(Goal of the exercise):
Extract every line that contains the string "Absolute".

Chart and figure data:

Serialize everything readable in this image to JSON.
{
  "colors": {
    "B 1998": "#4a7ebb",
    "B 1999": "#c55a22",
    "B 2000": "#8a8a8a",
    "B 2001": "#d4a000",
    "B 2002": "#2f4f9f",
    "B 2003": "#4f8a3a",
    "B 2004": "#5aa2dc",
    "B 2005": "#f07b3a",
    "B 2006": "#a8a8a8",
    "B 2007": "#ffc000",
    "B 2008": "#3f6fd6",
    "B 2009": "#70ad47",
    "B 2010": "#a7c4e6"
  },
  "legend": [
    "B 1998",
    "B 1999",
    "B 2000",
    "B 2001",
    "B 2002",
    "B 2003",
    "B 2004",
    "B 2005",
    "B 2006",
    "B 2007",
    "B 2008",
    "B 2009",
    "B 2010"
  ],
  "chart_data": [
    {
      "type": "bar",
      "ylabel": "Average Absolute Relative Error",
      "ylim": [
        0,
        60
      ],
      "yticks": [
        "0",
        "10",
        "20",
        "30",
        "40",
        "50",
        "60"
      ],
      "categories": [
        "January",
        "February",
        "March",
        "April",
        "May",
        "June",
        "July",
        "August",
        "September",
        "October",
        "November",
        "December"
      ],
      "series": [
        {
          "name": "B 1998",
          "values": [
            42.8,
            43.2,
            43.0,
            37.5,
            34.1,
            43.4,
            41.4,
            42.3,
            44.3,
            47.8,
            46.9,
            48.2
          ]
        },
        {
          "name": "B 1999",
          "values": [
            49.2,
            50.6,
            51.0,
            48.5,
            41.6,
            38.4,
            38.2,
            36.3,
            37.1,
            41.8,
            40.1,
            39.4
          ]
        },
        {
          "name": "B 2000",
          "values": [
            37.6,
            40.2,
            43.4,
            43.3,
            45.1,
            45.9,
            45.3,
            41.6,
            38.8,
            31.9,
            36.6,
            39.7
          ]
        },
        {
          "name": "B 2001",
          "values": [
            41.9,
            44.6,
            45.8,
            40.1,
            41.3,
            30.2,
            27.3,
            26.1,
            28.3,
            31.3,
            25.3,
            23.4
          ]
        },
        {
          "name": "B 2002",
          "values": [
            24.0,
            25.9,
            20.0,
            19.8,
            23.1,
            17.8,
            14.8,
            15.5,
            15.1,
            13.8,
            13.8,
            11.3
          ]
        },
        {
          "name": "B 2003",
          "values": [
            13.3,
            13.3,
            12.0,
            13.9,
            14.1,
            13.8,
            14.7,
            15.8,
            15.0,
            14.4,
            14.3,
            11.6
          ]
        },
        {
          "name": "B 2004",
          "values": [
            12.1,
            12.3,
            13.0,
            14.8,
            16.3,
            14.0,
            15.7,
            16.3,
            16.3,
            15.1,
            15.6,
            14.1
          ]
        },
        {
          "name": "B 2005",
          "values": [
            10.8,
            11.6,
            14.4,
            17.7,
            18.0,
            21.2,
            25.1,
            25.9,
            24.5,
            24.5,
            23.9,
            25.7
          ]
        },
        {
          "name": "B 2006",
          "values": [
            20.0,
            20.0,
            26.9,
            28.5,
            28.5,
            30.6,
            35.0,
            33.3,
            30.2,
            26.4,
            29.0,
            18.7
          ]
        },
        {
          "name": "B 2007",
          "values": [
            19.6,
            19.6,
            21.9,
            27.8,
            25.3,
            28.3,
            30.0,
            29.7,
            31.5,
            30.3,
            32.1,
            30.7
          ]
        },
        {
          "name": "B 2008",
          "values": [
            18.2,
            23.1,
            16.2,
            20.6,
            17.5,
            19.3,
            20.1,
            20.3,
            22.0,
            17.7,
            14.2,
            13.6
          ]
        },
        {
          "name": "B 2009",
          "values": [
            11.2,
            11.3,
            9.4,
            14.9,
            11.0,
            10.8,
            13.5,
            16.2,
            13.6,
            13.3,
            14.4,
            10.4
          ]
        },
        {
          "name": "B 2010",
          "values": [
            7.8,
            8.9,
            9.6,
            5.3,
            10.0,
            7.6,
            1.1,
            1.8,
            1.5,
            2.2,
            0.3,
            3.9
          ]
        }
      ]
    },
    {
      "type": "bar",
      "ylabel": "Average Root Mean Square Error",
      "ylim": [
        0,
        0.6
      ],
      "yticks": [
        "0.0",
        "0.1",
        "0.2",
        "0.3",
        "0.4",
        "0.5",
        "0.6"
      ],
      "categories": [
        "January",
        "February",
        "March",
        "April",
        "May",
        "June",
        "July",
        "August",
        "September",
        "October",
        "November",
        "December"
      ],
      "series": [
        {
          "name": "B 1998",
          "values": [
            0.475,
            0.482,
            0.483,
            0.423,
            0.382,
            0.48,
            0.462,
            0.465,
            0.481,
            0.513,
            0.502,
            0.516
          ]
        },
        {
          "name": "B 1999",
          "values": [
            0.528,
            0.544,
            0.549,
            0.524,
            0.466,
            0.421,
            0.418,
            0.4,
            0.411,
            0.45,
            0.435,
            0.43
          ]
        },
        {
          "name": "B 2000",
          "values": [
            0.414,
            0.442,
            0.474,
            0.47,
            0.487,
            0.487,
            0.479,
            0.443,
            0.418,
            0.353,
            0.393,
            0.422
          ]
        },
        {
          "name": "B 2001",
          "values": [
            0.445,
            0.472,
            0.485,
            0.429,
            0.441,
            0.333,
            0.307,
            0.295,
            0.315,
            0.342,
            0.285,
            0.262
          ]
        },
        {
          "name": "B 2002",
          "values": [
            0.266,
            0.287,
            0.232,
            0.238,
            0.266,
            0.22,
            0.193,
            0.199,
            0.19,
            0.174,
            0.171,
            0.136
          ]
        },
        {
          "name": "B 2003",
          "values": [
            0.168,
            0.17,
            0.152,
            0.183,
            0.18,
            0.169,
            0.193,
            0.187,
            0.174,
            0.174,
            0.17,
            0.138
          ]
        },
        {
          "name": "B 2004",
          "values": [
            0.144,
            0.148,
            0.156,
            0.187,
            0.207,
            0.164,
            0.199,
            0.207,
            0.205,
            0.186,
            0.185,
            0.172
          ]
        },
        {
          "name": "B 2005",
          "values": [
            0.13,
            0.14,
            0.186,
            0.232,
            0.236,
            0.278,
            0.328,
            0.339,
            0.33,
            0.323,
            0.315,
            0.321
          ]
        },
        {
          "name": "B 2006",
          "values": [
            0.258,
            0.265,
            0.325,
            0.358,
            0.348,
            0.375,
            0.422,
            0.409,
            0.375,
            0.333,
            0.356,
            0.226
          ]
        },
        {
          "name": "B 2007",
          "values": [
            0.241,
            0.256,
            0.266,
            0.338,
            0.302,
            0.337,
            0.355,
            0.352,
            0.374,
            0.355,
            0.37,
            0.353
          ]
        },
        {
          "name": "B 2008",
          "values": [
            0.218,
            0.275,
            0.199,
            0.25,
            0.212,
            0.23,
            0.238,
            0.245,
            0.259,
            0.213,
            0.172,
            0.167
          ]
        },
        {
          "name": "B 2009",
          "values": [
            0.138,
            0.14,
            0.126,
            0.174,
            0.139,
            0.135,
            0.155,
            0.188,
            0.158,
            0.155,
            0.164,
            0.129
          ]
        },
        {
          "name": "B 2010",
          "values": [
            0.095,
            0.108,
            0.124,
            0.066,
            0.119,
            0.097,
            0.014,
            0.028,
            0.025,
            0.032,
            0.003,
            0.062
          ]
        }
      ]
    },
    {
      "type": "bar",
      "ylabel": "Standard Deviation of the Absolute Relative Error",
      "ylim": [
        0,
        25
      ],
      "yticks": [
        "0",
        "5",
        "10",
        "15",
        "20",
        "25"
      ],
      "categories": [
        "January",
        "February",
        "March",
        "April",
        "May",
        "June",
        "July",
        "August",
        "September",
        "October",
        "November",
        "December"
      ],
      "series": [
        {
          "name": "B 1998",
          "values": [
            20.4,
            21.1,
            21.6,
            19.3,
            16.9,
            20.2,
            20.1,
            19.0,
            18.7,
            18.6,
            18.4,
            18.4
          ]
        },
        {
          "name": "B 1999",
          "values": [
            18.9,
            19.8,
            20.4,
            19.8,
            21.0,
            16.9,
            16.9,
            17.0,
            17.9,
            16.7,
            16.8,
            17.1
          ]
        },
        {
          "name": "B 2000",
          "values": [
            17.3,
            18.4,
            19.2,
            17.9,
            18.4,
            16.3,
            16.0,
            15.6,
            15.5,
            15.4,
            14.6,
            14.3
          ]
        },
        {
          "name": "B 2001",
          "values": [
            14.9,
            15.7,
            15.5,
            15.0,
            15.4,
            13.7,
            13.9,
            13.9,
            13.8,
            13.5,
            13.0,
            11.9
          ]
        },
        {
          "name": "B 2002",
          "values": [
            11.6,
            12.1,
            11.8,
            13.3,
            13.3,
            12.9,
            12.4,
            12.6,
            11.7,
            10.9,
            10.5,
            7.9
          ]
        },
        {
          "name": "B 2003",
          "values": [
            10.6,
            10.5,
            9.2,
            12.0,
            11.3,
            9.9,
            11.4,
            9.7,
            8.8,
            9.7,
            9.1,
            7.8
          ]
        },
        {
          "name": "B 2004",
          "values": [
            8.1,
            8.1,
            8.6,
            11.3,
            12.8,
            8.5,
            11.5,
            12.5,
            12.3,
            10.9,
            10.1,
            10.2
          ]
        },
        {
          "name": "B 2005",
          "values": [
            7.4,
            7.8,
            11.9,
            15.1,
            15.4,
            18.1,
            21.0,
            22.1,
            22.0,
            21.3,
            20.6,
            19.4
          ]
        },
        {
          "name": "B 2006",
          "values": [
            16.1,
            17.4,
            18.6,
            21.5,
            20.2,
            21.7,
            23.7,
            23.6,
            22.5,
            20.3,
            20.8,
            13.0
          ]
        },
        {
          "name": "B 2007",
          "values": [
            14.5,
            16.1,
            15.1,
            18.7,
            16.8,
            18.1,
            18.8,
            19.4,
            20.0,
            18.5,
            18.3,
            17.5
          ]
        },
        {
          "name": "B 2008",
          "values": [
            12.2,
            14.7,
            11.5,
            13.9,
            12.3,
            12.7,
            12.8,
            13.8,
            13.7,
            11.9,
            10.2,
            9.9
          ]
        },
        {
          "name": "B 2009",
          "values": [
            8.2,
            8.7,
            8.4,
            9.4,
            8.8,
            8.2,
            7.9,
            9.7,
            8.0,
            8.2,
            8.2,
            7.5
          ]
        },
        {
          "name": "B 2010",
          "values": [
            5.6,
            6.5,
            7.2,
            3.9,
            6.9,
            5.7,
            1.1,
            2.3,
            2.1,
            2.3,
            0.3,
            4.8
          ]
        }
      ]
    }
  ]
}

(The reply):
      "ylabel": "Average Absolute Relative Error",
      "ylabel": "Standard Deviation of the Absolute Relative Error",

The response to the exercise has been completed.